Purpose of the Study:

  • To address the challenge of insufficient conformational sampling in biomolecular simulations.
  • To propose and demonstrate an application of Enveloping Distribution Sampling (EDS) for enhanced sampling efficiency.
  • To accurately determine the conformational equilibrium and free enthalpy difference between two helical states of a hexa-β-peptide.

Main Methods:

  • Utilized Enveloping Distribution Sampling (EDS) with a two-state reference Hamiltonian.
  • Simulated a hexa-β-peptide exhibiting two distinct helical folds (right-handed 2.7(10/12)-helix and left-handed 3(14)-helix).
  • Compared EDS simulations with standard MD simulations using the GROMOS 53A6 force field.

Main Results:

  • EDS simulations significantly increased the number of transitions between the two helical states compared to standard MD.
  • EDS achieved faster convergence of the relative free enthalpy between the helices.
  • The EDS approach ensured sampling of physically relevant conformations while enhancing inter-helical transitions.

Conclusions:

  • The proposed EDS application effectively enhances conformational sampling efficiency in biomolecular simulations.
  • EDS provides a powerful technique for studying systems with high energy barriers, like complex peptide folding.
  • Combined with potential energy surface smoothing, EDS offers a robust method for accurate free enthalpy calculations.

▶ [DATA TO EXAMINE]:
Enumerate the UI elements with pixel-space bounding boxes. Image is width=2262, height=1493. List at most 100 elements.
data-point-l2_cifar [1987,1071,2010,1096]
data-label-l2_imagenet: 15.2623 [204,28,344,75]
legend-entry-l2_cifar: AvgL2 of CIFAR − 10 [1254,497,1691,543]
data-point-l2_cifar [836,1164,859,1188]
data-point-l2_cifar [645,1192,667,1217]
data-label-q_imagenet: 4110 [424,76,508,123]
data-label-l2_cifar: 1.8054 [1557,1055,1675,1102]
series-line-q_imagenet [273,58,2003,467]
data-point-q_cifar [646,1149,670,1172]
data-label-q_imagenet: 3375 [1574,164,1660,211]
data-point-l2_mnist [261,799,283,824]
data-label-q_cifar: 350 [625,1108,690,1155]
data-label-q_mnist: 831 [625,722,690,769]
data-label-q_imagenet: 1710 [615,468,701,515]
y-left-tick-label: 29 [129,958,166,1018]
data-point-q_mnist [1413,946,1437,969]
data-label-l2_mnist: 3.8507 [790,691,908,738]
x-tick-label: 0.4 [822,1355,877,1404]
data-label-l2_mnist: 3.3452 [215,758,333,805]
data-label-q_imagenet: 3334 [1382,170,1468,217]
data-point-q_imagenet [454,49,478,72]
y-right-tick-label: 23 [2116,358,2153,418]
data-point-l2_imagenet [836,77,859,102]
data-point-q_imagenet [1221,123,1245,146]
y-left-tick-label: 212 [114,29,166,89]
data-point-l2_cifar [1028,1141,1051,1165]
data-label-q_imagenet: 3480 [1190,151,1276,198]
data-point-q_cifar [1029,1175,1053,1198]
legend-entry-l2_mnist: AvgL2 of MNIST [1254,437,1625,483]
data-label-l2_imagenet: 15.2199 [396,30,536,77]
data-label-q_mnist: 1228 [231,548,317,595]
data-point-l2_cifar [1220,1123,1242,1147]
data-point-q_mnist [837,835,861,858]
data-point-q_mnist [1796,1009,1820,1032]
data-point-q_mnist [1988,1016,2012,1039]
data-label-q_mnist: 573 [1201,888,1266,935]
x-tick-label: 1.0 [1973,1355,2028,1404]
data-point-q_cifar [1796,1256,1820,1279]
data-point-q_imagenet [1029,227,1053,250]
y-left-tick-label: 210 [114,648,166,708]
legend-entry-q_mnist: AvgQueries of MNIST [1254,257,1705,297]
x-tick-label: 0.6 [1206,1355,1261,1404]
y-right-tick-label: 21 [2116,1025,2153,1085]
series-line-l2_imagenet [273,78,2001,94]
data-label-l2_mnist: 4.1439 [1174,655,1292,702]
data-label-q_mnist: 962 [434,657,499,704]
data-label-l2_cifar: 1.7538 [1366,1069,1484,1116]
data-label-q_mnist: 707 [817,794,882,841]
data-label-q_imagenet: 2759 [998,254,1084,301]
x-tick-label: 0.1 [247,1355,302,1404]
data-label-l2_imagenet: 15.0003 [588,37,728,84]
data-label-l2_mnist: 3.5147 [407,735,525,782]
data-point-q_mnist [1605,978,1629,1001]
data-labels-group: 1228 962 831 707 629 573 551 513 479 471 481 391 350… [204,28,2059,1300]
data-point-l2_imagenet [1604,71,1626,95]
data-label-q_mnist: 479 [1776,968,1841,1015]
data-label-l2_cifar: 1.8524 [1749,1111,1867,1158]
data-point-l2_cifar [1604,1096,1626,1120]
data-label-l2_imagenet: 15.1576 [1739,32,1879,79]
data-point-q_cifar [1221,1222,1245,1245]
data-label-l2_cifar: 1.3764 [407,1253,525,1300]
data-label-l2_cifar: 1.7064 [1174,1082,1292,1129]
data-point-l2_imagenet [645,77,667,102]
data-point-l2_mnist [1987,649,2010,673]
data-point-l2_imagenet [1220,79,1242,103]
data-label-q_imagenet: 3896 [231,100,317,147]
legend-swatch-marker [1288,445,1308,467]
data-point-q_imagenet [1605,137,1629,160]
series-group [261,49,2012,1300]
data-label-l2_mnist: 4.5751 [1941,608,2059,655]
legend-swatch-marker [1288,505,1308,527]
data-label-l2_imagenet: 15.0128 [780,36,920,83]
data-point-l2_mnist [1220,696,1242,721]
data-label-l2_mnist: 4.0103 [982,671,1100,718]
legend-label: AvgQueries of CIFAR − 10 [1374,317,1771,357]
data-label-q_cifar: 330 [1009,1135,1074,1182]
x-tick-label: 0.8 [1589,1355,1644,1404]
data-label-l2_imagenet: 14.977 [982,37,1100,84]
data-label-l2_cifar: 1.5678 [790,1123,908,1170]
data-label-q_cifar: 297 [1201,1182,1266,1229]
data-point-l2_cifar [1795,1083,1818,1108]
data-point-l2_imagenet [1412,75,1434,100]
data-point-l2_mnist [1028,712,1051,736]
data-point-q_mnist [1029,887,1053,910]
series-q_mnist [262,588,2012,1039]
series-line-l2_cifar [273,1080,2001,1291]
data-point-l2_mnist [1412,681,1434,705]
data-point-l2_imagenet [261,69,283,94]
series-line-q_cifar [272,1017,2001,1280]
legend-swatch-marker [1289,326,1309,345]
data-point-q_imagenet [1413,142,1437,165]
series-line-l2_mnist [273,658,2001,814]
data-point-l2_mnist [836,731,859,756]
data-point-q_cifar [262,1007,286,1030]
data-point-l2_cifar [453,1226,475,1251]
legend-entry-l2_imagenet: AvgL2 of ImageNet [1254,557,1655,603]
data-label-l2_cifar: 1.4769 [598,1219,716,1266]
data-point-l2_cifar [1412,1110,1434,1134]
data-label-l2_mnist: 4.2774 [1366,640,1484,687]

▶ [PROBLEMS TO WORK ON]:
A) Summarize the study summary in two sentences.
B) Repeat word for word the part of the study summary that opens with the words containing "Purpose of the" and closes with "enhanced sampling efficiency.".
The data are not needed for the tasks.

▶ [ANSWER SET]:
A) The study proposed an application of Enveloping Distribution Sampling (EDS) with a two-state reference Hamiltonian to address insufficient conformational sampling in biomolecular simulations, testing it on a hexa-β-peptide with two distinct helical folds and comparing it with standard MD simulations using the GROMOS 53A6 force field. EDS significantly increased transitions between the two helical states and achieved faster convergence of the relative free enthalpy, which shows that it effectively enhances conformational sampling efficiency.

B)
Purpose of the Study:

  • To address the challenge of insufficient conformational sampling in biomolecular simulations.
  • To propose and demonstrate an application of Enveloping Distribution Sampling (EDS) for enhanced sampling efficiency.